• [Set exercise]:
Return every row below word for word, with no changes.

• [Annotated region listings]:
──────────

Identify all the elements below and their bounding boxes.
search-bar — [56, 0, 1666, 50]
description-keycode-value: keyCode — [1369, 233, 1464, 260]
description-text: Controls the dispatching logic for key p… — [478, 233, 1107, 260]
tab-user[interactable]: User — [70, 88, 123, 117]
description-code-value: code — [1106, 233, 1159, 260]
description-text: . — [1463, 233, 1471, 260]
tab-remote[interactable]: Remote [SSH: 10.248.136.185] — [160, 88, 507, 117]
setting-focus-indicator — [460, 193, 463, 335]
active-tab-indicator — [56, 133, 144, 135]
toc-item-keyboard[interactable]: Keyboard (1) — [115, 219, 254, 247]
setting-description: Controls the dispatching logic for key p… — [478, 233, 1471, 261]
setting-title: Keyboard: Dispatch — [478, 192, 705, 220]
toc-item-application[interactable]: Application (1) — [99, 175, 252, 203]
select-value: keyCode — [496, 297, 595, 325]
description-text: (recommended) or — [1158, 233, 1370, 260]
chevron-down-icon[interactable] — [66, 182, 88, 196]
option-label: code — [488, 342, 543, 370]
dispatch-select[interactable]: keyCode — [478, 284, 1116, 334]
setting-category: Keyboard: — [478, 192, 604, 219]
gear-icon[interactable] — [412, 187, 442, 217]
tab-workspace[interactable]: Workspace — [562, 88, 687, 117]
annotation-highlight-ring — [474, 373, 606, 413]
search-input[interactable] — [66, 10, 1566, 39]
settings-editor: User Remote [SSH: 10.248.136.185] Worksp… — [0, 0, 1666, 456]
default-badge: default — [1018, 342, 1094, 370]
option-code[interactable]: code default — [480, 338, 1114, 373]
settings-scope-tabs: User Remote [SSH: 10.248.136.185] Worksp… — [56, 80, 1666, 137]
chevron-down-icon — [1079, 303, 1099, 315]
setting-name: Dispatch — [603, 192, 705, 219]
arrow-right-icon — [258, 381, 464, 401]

──────────

• [Exercise solution]:
Identify all the elements below and their bounding boxes.
search-bar — [56, 0, 1666, 50]
description-keycode-value: keyCode — [1369, 233, 1464, 260]
description-text: Controls the dispatching logic for key p… — [478, 233, 1107, 260]
tab-user[interactable]: User — [70, 88, 123, 117]
description-code-value: code — [1106, 233, 1159, 260]
description-text: . — [1463, 233, 1471, 260]
tab-remote[interactable]: Remote [SSH: 10.248.136.185] — [160, 88, 507, 117]
setting-focus-indicator — [460, 193, 463, 335]
active-tab-indicator — [56, 133, 144, 135]
toc-item-keyboard[interactable]: Keyboard (1) — [115, 219, 254, 247]
setting-description: Controls the dispatching logic for key p… — [478, 233, 1471, 261]
setting-title: Keyboard: Dispatch — [478, 192, 705, 220]
toc-item-application[interactable]: Application (1) — [99, 175, 252, 203]
select-value: keyCode — [496, 297, 595, 325]
description-text: (recommended) or — [1158, 233, 1370, 260]
chevron-down-icon[interactable] — [66, 182, 88, 196]
option-label: code — [488, 342, 543, 370]
dispatch-select[interactable]: keyCode — [478, 284, 1116, 334]
setting-category: Keyboard: — [478, 192, 604, 219]
gear-icon[interactable] — [412, 187, 442, 217]
tab-workspace[interactable]: Workspace — [562, 88, 687, 117]
annotation-highlight-ring — [474, 373, 606, 413]
search-input[interactable] — [66, 10, 1566, 39]
settings-editor: User Remote [SSH: 10.248.136.185] Worksp… — [0, 0, 1666, 456]
default-badge: default — [1018, 342, 1094, 370]
option-code[interactable]: code default — [480, 338, 1114, 373]
settings-scope-tabs: User Remote [SSH: 10.248.136.185] Worksp… — [56, 80, 1666, 137]
chevron-down-icon — [1079, 303, 1099, 315]
setting-name: Dispatch — [603, 192, 705, 219]
arrow-right-icon — [258, 381, 464, 401]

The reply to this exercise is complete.